* START Article *
Food-wise, I’m waiting for peaches. That’s when I know I’m in Los Angeles. More than lemons and oranges, which have an all-year-round prolific, whoreish quality – if they’re not blossoming they’re bearing fruit, it’s a constant publicity machine – peaches can only mean early summer here. And they get riper and more aromatic and squishier as the weeks go by, the skin seemingly more paper-thin, the round globe of flesh beneath more sunset-orange, more dripping, before it goes over, starts to rot.
We have a nectarine tree which is coming into blossom and that counts as my stone fruit barometer of how things will be. The blossoms are pink and furtive still, with only a few little dazzlers. There is no point waiting for the fruit, which will be eaten by squirrels. Every year I have been thwarted by them and so I don’t bother now – they know the perfect moment at which the fruit needs to be eaten better than I do and besides they’re more likely to be up and ready. They demolished my sunflowers, full of nascent seeds. They eat all the bird food.
And we have B&B to do. We’re ‘doing’ B&B though sometimes it feels as if we are being done to, depending on the caliber of guest. Some make it easy. Our first guests since our return were from Amsterdam and behaved as if these were their last days on earth. They breakfasted early and then played tennis, swam in the pool and generally ran themselves ragged in a pleasant and contained way. They loved the place and we loved them for loving it all.
Then came a mother and daughter team – New Yorkers originally from Egypt – who alternated between days spent dragging around theme parks and long hours holed up in their room lobbing shrill and indecipherable insults at each other. They also filled our fridge with foodstuffs of no particular seasonal bias: Ranch dressing, a bumper box of strawberries, little dwarf tomatoes, chocolate milk, an enormous chocolate Bundt cake, boxed up. “Fresh,” the mother announced, “I need fresh.” As if this explained it. It may have explained their blocked toilet, which I had to investigate with a forced smile and a plunger.
* END Article *
* START Material provided *
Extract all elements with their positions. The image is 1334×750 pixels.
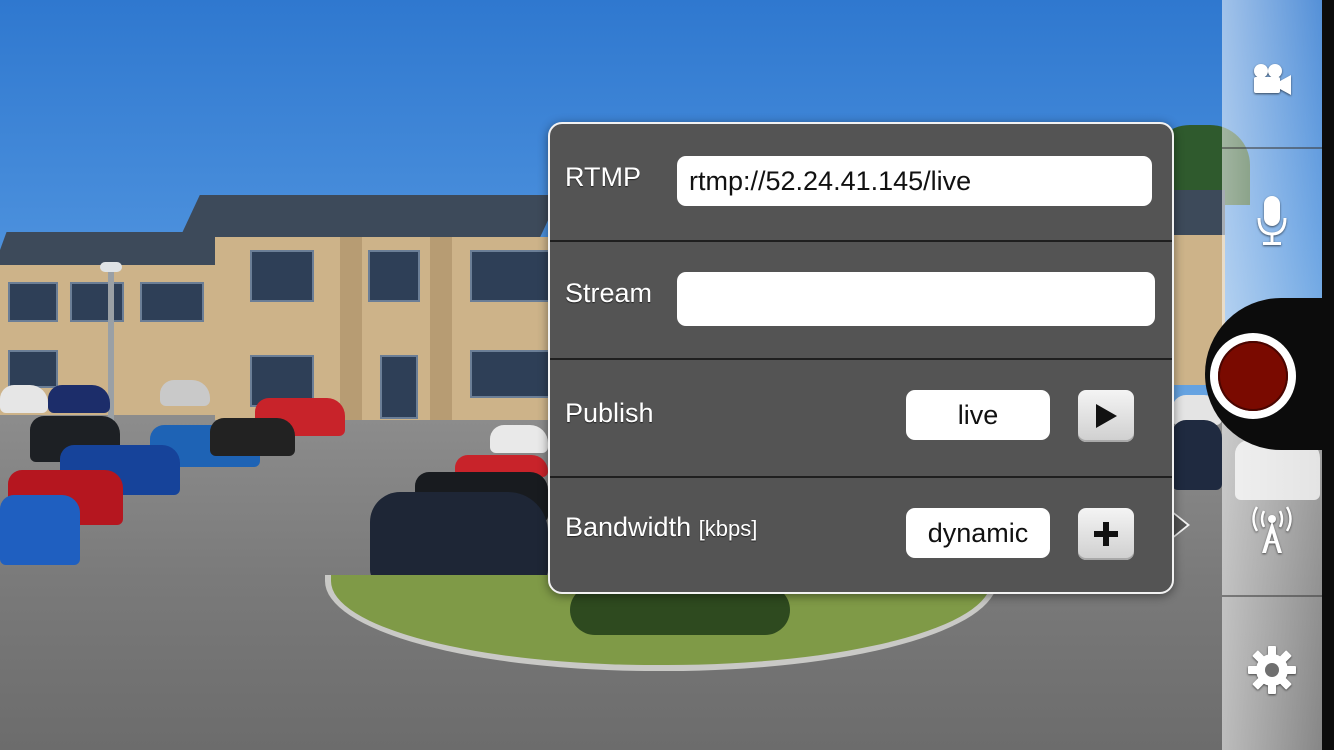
* END Material provided *
# Request
Rewrite the stretch of the peaches essay from "We have a nectarine" to "the bird food.", using "plum" in place of "nectarine".

# Response to the task
We have a plum tree which is coming into blossom and that counts as my stone fruit barometer of how things will be. The blossoms are pink and furtive still, with only a few little dazzlers. There is no point waiting for the fruit, which will be eaten by squirrels. Every year I have been thwarted by them and so I don’t bother now – they know the perfect moment at which the fruit needs to be eaten better than I do and besides they’re more likely to be up and ready. They demolished my sunflowers, full of nascent seeds. They eat all the bird food.